TASK GOAL:
Copy, from the entries below, each line where the word "Biometric" can be found.

(Structured figure records)
■ ■ ■

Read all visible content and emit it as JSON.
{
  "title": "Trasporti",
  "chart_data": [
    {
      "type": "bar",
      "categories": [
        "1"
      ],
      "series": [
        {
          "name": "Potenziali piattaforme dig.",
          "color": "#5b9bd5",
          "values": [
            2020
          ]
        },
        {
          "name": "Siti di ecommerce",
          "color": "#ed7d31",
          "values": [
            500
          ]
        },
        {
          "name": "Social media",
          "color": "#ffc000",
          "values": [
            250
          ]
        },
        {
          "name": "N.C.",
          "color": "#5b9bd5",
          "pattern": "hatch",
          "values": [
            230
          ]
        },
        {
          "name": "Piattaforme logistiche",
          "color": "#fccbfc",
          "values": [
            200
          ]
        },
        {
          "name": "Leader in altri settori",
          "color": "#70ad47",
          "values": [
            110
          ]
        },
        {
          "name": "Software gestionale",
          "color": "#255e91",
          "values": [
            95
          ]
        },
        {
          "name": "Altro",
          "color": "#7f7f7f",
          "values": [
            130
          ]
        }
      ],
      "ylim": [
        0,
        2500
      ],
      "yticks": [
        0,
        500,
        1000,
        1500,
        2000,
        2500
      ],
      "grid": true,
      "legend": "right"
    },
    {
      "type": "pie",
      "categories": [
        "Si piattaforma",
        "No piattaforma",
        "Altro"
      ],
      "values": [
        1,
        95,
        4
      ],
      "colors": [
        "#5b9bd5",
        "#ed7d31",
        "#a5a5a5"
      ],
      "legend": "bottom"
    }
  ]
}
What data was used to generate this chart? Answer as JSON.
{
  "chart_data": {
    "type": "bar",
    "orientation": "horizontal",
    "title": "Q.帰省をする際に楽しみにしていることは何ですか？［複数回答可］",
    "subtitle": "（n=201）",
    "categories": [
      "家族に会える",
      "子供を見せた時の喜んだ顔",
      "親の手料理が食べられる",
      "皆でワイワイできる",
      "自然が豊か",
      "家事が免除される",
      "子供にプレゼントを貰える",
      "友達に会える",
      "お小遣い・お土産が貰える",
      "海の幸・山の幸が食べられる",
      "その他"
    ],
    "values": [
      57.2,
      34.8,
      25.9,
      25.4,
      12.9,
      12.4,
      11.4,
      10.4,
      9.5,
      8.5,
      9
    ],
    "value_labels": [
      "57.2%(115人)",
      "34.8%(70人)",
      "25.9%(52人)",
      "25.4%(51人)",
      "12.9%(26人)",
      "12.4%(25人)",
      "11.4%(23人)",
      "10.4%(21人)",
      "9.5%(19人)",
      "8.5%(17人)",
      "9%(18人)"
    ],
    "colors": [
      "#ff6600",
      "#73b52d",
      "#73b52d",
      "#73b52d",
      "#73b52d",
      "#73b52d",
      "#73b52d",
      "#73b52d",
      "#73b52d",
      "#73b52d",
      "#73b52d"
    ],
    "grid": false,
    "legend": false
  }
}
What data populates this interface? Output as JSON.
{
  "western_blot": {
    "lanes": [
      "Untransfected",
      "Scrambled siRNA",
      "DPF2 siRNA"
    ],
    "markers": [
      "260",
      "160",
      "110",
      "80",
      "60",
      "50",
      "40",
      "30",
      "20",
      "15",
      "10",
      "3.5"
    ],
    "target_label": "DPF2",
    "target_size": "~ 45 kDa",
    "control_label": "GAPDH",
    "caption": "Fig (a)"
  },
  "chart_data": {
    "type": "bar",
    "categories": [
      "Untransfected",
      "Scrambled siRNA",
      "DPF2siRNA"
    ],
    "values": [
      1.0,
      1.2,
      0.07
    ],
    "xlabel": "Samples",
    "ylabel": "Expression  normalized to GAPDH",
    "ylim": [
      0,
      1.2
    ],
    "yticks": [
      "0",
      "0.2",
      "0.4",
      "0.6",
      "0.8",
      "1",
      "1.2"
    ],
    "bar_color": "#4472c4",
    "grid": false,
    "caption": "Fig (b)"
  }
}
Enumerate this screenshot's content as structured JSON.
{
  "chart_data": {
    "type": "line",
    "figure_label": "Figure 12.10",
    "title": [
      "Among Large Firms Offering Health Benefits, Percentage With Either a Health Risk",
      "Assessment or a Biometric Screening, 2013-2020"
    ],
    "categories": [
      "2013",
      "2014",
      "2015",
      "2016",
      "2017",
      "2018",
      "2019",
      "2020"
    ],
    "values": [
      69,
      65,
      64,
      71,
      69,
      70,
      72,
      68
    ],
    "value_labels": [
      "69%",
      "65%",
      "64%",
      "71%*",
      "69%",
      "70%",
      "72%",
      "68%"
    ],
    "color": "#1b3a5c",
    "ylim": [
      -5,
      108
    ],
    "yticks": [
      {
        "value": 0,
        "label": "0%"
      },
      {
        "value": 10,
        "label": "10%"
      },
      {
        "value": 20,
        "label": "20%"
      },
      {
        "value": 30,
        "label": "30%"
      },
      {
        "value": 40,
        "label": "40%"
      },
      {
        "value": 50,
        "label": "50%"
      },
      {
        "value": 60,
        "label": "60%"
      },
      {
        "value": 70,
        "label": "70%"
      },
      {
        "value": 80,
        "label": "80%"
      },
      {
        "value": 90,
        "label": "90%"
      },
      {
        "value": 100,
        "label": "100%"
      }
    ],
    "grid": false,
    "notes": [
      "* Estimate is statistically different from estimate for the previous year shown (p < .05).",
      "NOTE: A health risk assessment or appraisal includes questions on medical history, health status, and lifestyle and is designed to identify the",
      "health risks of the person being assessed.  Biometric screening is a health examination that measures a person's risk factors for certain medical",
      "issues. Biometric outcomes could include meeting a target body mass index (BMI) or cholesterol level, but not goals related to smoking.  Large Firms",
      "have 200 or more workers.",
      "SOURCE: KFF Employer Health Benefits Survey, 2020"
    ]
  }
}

■ ■ ■

FULL ANSWER:
      "Assessment or a Biometric Screening, 2013-2020"
      "health risks of the person being assessed.  Biometric screening is a health examination that measures a person's risk factors for certain medical",
      "issues. Biometric outcomes could include meeting a target body mass index (BMI) or cholesterol level, but not goals related to smoking.  Large Firms",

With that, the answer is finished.